PROBLEMS TO WORK ON =>
A: According to the source extract, how much lower is the correct model's loss at K=64?
B: For each statement, decide whether it agrees with the source extract. Answer yes or no, and quote the deciding words from the source extract. (i) At budget parity, the total coverage for K=64 is 2.62. (ii) The marginal quality gain from increasing K turns negative at the highest values of K. (iii) The absolute loss values from Papers 81-82 are the correct reference.
C: Extract the passage of the source extract between "Implications for the" and "remains positive throughout.", inclusive, copying it word for word.

SOURCE EXTRACT =>
=== Section Start ===

With a randomly-initialized head and high baseline loss, the gradient landscape is structurally different. The K=16 dead zone was real in that experimental context — but it was measuring adaptation quality for an incorrect model, not the true CT model.

The weight-tying fix is massive: comparing Paper 82 (K=64 → 8.6268) to Paper 88 (K=64 → 6.7051), the correct model achieves 1.72 lower loss at K=64. This is a 20% improvement in convergence quality from fixing one bug.

Implications for the K series: - Papers 83-84’s absolute loss values (K=32: 6.82, K=64: 6.12) are the correct reference - Papers 81-82’s conclusions about dynamic K and dead zones should be re-evaluated with the correct weight-tied model

Interpretation: What Actually Determines Quality at Budget Parity

From Phase B, the budget-matched results show K=64 wins by 0.065 over K=32, K=32 by 0.037 over K=16, K=16 by 0.070 over K=8. The marginal quality gain from increasing K diminishes as K increases, but remains positive throughout.

The total coverage at budget parity is nearly constant: - K=8: total_cov = 2.72 - K=16: total_cov = 2.64 - K=32: total_cov = 2.72 - K=64: total_cov = 2.62

Yet K=64 still wins despite similar total coverage. This means quality is NOT purely determined by total coverage. There is a per-step coverage quality that makes high-K updates more efficient per unit of total coverage.

=== Section End ===

(Extracted records)

=== Section Start ===

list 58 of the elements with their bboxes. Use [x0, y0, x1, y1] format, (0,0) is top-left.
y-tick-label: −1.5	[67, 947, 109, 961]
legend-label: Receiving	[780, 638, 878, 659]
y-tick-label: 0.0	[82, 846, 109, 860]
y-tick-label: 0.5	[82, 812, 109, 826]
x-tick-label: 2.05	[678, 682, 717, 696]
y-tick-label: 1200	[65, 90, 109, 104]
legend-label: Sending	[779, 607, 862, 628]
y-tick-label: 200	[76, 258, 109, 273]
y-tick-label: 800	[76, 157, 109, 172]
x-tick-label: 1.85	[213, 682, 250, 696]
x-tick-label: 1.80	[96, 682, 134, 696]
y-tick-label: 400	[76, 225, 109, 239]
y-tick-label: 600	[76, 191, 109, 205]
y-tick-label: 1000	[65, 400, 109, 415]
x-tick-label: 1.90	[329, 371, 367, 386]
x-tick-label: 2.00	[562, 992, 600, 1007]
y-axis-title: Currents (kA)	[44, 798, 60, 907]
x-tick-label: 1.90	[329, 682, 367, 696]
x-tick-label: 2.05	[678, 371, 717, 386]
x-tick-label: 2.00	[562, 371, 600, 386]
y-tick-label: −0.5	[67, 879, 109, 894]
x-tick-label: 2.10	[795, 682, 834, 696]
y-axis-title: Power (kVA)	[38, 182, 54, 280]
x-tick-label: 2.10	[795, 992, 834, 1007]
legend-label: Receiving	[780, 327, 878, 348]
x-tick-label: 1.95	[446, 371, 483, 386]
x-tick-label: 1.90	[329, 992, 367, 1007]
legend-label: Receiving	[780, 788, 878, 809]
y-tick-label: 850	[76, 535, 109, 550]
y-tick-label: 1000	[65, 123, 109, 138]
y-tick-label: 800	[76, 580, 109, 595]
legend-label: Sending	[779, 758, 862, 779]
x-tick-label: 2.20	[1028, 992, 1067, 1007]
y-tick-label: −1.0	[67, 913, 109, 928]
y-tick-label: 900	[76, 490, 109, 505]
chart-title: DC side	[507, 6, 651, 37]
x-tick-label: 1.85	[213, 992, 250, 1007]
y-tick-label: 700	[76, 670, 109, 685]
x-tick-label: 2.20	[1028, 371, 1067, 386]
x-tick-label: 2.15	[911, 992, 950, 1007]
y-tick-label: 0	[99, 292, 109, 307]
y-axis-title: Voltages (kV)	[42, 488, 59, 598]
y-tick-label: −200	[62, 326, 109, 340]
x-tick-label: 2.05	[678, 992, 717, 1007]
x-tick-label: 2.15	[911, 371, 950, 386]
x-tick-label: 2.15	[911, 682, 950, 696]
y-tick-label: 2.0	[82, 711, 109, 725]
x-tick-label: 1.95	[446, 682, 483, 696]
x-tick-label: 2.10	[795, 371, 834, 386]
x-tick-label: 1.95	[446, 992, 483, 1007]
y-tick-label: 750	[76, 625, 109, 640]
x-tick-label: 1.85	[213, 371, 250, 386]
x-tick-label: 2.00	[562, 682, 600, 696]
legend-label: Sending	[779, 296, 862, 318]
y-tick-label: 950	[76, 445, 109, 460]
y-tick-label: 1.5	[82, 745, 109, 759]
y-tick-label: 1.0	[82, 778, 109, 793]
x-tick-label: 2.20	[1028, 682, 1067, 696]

=== Section End ===

EXPECTED RESULTS =>
A: It is 1.72 lower at K=64.

B:
(i) Yes: "K=64: total_cov = 2.62"
(ii) No: "The marginal quality gain from increasing K diminishes as K increases, but remains positive throughout."
(iii) No: "Papers 83-84’s absolute loss values (K=32: 6.82, K=64: 6.12) are the correct reference"

C:
Implications for the K series: - Papers 83-84’s absolute loss values (K=32: 6.82, K=64: 6.12) are the correct reference - Papers 81-82’s conclusions about dynamic K and dead zones should be re-evaluated with the correct weight-tied model

Interpretation: What Actually Determines Quality at Budget Parity

From Phase B, the budget-matched results show K=64 wins by 0.065 over K=32, K=32 by 0.037 over K=16, K=16 by 0.070 over K=8. The marginal quality gain from increasing K diminishes as K increases, but remains positive throughout.